• _Given task_
Copy each line in which the string "this" occurs.

Collection entries:
--- --- ---
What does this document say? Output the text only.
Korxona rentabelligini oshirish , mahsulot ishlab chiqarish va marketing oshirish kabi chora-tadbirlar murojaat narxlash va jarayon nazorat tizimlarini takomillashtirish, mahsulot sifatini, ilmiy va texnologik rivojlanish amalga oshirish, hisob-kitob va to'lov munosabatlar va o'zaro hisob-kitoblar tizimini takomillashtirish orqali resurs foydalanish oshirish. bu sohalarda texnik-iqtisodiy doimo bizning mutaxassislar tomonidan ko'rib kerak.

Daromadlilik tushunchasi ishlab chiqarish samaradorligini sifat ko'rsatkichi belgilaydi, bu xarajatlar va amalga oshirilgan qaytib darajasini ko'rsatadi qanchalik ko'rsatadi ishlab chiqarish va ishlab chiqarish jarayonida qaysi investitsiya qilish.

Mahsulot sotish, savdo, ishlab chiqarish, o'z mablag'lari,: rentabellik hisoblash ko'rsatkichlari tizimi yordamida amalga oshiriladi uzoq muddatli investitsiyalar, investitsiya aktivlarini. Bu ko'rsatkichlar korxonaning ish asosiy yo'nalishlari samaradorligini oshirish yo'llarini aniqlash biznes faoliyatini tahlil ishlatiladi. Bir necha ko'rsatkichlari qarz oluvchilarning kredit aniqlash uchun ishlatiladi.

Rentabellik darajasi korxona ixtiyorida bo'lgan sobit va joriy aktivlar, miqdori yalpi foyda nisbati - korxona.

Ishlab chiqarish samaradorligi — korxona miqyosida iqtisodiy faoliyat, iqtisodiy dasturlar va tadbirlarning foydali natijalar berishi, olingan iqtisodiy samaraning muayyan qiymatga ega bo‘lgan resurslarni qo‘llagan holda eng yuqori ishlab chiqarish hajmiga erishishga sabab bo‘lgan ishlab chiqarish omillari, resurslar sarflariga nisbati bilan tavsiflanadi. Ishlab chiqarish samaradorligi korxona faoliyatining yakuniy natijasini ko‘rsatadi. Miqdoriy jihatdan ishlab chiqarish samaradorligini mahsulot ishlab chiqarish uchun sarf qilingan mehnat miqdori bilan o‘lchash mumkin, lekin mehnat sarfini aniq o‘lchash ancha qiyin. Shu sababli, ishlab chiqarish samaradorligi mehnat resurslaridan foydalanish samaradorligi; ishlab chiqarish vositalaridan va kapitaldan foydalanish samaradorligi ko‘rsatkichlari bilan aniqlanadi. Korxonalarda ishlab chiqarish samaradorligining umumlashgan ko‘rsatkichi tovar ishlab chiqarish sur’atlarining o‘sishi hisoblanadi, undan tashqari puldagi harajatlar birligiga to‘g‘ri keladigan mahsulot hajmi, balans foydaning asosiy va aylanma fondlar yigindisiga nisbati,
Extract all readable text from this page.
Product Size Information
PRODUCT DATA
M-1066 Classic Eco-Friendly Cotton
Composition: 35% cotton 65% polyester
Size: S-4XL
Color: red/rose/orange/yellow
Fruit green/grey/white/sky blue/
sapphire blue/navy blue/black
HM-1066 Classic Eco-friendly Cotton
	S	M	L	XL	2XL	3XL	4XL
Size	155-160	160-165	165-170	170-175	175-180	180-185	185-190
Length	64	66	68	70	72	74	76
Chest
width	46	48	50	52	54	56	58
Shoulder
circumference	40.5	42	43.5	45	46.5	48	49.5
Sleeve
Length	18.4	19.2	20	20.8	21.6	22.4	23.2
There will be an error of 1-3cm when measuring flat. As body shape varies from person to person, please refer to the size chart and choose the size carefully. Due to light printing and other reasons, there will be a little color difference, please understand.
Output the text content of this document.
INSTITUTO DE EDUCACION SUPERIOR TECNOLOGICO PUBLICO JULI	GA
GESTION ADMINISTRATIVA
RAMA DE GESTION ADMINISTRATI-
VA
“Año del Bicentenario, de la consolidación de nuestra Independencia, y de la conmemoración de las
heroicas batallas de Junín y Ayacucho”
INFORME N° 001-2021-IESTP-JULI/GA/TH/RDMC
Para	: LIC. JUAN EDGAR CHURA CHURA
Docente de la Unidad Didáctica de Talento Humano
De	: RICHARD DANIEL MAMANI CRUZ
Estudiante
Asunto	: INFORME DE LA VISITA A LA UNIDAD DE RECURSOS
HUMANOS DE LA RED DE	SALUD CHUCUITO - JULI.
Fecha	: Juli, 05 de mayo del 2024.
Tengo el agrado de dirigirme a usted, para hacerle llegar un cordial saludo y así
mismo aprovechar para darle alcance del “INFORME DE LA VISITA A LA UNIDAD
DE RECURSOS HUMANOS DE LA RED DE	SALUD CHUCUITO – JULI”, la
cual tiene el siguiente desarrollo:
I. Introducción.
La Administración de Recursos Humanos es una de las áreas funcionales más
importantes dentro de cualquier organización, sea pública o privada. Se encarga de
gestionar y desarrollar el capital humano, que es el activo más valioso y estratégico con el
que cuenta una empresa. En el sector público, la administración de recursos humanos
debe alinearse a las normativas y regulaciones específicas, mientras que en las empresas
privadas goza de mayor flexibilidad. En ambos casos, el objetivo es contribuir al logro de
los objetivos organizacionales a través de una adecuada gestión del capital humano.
--- --- ---
• _Final result_
What does this document say? Output the text only.
Extract all readable text from this page.
Output the text content of this document.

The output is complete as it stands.